──────── Provided material

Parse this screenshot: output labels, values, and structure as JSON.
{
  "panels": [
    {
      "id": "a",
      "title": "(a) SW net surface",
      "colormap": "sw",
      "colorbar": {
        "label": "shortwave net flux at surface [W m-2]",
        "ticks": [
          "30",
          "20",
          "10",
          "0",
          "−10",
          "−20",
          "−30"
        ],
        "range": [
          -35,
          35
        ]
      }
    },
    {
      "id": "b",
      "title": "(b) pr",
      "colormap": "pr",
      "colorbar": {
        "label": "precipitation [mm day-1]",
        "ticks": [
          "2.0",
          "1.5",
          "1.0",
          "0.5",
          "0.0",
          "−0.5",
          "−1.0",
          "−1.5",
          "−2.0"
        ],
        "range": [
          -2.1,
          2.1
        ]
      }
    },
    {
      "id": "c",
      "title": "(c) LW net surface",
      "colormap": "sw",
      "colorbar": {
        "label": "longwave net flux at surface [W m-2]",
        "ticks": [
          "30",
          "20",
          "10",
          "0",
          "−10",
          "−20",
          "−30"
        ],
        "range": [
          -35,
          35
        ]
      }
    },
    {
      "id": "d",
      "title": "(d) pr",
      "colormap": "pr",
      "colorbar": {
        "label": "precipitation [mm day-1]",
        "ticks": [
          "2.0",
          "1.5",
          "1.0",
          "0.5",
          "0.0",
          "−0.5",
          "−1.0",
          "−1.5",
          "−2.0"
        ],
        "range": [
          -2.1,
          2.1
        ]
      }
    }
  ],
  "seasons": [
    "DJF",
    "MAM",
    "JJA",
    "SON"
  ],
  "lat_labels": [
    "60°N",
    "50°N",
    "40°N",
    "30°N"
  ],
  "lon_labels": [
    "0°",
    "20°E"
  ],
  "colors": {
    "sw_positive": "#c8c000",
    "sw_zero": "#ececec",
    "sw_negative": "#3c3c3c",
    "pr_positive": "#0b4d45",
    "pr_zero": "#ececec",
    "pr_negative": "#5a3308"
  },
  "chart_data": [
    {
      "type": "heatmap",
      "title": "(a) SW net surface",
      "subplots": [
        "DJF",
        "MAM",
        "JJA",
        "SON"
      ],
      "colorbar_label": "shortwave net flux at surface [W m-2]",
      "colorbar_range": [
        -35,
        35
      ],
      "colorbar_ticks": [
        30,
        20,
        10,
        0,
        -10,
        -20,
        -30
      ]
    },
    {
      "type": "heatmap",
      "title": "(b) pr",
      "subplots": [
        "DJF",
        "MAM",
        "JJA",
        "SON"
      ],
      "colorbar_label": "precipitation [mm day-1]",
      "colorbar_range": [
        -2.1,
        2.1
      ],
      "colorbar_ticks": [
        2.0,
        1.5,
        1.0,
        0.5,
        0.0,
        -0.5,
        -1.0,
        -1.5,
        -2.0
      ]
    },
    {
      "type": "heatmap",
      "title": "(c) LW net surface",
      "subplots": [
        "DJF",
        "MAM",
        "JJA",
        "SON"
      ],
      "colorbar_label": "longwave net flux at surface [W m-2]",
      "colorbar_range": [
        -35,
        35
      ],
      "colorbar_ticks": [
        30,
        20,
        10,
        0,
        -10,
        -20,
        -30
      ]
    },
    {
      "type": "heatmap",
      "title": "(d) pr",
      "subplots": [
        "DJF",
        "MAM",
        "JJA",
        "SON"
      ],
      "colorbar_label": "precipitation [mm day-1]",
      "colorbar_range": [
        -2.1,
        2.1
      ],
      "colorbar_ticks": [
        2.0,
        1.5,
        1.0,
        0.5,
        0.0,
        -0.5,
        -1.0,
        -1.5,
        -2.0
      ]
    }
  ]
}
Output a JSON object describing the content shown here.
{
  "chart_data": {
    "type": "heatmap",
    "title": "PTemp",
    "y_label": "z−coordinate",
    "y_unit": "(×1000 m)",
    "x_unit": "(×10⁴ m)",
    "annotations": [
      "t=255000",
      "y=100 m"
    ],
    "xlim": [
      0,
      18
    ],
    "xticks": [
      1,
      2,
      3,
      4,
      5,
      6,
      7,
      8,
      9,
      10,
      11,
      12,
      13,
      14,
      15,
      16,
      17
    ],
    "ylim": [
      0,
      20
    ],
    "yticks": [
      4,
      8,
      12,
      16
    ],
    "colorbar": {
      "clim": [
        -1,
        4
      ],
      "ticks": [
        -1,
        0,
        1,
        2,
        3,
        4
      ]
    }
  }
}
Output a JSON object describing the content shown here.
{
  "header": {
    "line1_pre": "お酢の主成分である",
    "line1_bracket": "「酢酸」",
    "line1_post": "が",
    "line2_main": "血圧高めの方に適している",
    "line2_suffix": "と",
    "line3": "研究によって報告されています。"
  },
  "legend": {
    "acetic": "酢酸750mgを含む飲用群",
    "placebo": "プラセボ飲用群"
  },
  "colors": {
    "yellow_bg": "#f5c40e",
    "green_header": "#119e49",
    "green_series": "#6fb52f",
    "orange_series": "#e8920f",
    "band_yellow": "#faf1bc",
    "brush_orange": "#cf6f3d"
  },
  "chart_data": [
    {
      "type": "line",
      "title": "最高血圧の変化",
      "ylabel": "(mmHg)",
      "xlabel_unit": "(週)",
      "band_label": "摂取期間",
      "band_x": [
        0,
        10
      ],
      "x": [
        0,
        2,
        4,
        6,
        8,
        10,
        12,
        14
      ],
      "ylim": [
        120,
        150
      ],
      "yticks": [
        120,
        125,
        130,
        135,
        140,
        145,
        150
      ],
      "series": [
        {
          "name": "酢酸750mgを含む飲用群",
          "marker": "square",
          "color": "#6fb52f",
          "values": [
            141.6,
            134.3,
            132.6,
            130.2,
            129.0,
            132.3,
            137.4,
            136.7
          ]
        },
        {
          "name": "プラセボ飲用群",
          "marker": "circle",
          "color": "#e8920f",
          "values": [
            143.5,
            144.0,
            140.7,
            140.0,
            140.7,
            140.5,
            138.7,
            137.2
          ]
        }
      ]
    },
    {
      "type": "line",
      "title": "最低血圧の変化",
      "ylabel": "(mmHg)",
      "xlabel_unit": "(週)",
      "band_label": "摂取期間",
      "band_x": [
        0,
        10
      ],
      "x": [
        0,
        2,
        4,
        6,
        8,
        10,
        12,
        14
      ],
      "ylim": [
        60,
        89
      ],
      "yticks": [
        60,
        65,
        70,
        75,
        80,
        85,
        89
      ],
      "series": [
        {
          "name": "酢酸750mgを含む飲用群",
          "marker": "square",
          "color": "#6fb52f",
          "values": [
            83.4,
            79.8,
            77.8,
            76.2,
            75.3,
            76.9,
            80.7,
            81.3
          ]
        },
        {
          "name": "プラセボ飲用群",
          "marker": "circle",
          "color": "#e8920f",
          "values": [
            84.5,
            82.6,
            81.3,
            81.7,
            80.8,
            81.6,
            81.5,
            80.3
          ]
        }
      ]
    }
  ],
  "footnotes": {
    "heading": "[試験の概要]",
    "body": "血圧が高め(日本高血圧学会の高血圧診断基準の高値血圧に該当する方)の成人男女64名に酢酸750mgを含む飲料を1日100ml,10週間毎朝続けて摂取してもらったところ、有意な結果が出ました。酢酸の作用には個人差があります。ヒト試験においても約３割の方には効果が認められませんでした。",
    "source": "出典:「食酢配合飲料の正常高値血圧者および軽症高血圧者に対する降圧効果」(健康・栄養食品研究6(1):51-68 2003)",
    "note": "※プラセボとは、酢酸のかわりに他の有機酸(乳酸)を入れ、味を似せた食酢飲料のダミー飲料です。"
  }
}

────────────────

| Aim of the exercise |
Write out the listing once more, matching it exactly.

| Full output |
Parse this screenshot: output labels, values, and structure as JSON.
{
  "panels": [
    {
      "id": "a",
      "title": "(a) SW net surface",
      "colormap": "sw",
      "colorbar": {
        "label": "shortwave net flux at surface [W m-2]",
        "ticks": [
          "30",
          "20",
          "10",
          "0",
          "−10",
          "−20",
          "−30"
        ],
        "range": [
          -35,
          35
        ]
      }
    },
    {
      "id": "b",
      "title": "(b) pr",
      "colormap": "pr",
      "colorbar": {
        "label": "precipitation [mm day-1]",
        "ticks": [
          "2.0",
          "1.5",
          "1.0",
          "0.5",
          "0.0",
          "−0.5",
          "−1.0",
          "−1.5",
          "−2.0"
        ],
        "range": [
          -2.1,
          2.1
        ]
      }
    },
    {
      "id": "c",
      "title": "(c) LW net surface",
      "colormap": "sw",
      "colorbar": {
        "label": "longwave net flux at surface [W m-2]",
        "ticks": [
          "30",
          "20",
          "10",
          "0",
          "−10",
          "−20",
          "−30"
        ],
        "range": [
          -35,
          35
        ]
      }
    },
    {
      "id": "d",
      "title": "(d) pr",
      "colormap": "pr",
      "colorbar": {
        "label": "precipitation [mm day-1]",
        "ticks": [
          "2.0",
          "1.5",
          "1.0",
          "0.5",
          "0.0",
          "−0.5",
          "−1.0",
          "−1.5",
          "−2.0"
        ],
        "range": [
          -2.1,
          2.1
        ]
      }
    }
  ],
  "seasons": [
    "DJF",
    "MAM",
    "JJA",
    "SON"
  ],
  "lat_labels": [
    "60°N",
    "50°N",
    "40°N",
    "30°N"
  ],
  "lon_labels": [
    "0°",
    "20°E"
  ],
  "colors": {
    "sw_positive": "#c8c000",
    "sw_zero": "#ececec",
    "sw_negative": "#3c3c3c",
    "pr_positive": "#0b4d45",
    "pr_zero": "#ececec",
    "pr_negative": "#5a3308"
  },
  "chart_data": [
    {
      "type": "heatmap",
      "title": "(a) SW net surface",
      "subplots": [
        "DJF",
        "MAM",
        "JJA",
        "SON"
      ],
      "colorbar_label": "shortwave net flux at surface [W m-2]",
      "colorbar_range": [
        -35,
        35
      ],
      "colorbar_ticks": [
        30,
        20,
        10,
        0,
        -10,
        -20,
        -30
      ]
    },
    {
      "type": "heatmap",
      "title": "(b) pr",
      "subplots": [
        "DJF",
        "MAM",
        "JJA",
        "SON"
      ],
      "colorbar_label": "precipitation [mm day-1]",
      "colorbar_range": [
        -2.1,
        2.1
      ],
      "colorbar_ticks": [
        2.0,
        1.5,
        1.0,
        0.5,
        0.0,
        -0.5,
        -1.0,
        -1.5,
        -2.0
      ]
    },
    {
      "type": "heatmap",
      "title": "(c) LW net surface",
      "subplots": [
        "DJF",
        "MAM",
        "JJA",
        "SON"
      ],
      "colorbar_label": "longwave net flux at surface [W m-2]",
      "colorbar_range": [
        -35,
        35
      ],
      "colorbar_ticks": [
        30,
        20,
        10,
        0,
        -10,
        -20,
        -30
      ]
    },
    {
      "type": "heatmap",
      "title": "(d) pr",
      "subplots": [
        "DJF",
        "MAM",
        "JJA",
        "SON"
      ],
      "colorbar_label": "precipitation [mm day-1]",
      "colorbar_range": [
        -2.1,
        2.1
      ],
      "colorbar_ticks": [
        2.0,
        1.5,
        1.0,
        0.5,
        0.0,
        -0.5,
        -1.0,
        -1.5,
        -2.0
      ]
    }
  ]
}
Output a JSON object describing the content shown here.
{
  "chart_data": {
    "type": "heatmap",
    "title": "PTemp",
    "y_label": "z−coordinate",
    "y_unit": "(×1000 m)",
    "x_unit": "(×10⁴ m)",
    "annotations": [
      "t=255000",
      "y=100 m"
    ],
    "xlim": [
      0,
      18
    ],
    "xticks": [
      1,
      2,
      3,
      4,
      5,
      6,
      7,
      8,
      9,
      10,
      11,
      12,
      13,
      14,
      15,
      16,
      17
    ],
    "ylim": [
      0,
      20
    ],
    "yticks": [
      4,
      8,
      12,
      16
    ],
    "colorbar": {
      "clim": [
        -1,
        4
      ],
      "ticks": [
        -1,
        0,
        1,
        2,
        3,
        4
      ]
    }
  }
}
Output a JSON object describing the content shown here.
{
  "header": {
    "line1_pre": "お酢の主成分である",
    "line1_bracket": "「酢酸」",
    "line1_post": "が",
    "line2_main": "血圧高めの方に適している",
    "line2_suffix": "と",
    "line3": "研究によって報告されています。"
  },
  "legend": {
    "acetic": "酢酸750mgを含む飲用群",
    "placebo": "プラセボ飲用群"
  },
  "colors": {
    "yellow_bg": "#f5c40e",
    "green_header": "#119e49",
    "green_series": "#6fb52f",
    "orange_series": "#e8920f",
    "band_yellow": "#faf1bc",
    "brush_orange": "#cf6f3d"
  },
  "chart_data": [
    {
      "type": "line",
      "title": "最高血圧の変化",
      "ylabel": "(mmHg)",
      "xlabel_unit": "(週)",
      "band_label": "摂取期間",
      "band_x": [
        0,
        10
      ],
      "x": [
        0,
        2,
        4,
        6,
        8,
        10,
        12,
        14
      ],
      "ylim": [
        120,
        150
      ],
      "yticks": [
        120,
        125,
        130,
        135,
        140,
        145,
        150
      ],
      "series": [
        {
          "name": "酢酸750mgを含む飲用群",
          "marker": "square",
          "color": "#6fb52f",
          "values": [
            141.6,
            134.3,
            132.6,
            130.2,
            129.0,
            132.3,
            137.4,
            136.7
          ]
        },
        {
          "name": "プラセボ飲用群",
          "marker": "circle",
          "color": "#e8920f",
          "values": [
            143.5,
            144.0,
            140.7,
            140.0,
            140.7,
            140.5,
            138.7,
            137.2
          ]
        }
      ]
    },
    {
      "type": "line",
      "title": "最低血圧の変化",
      "ylabel": "(mmHg)",
      "xlabel_unit": "(週)",
      "band_label": "摂取期間",
      "band_x": [
        0,
        10
      ],
      "x": [
        0,
        2,
        4,
        6,
        8,
        10,
        12,
        14
      ],
      "ylim": [
        60,
        89
      ],
      "yticks": [
        60,
        65,
        70,
        75,
        80,
        85,
        89
      ],
      "series": [
        {
          "name": "酢酸750mgを含む飲用群",
          "marker": "square",
          "color": "#6fb52f",
          "values": [
            83.4,
            79.8,
            77.8,
            76.2,
            75.3,
            76.9,
            80.7,
            81.3
          ]
        },
        {
          "name": "プラセボ飲用群",
          "marker": "circle",
          "color": "#e8920f",
          "values": [
            84.5,
            82.6,
            81.3,
            81.7,
            80.8,
            81.6,
            81.5,
            80.3
          ]
        }
      ]
    }
  ],
  "footnotes": {
    "heading": "[試験の概要]",
    "body": "血圧が高め(日本高血圧学会の高血圧診断基準の高値血圧に該当する方)の成人男女64名に酢酸750mgを含む飲料を1日100ml,10週間毎朝続けて摂取してもらったところ、有意な結果が出ました。酢酸の作用には個人差があります。ヒト試験においても約３割の方には効果が認められませんでした。",
    "source": "出典:「食酢配合飲料の正常高値血圧者および軽症高血圧者に対する降圧効果」(健康・栄養食品研究6(1):51-68 2003)",
    "note": "※プラセボとは、酢酸のかわりに他の有機酸(乳酸)を入れ、味を似せた食酢飲料のダミー飲料です。"
  }
}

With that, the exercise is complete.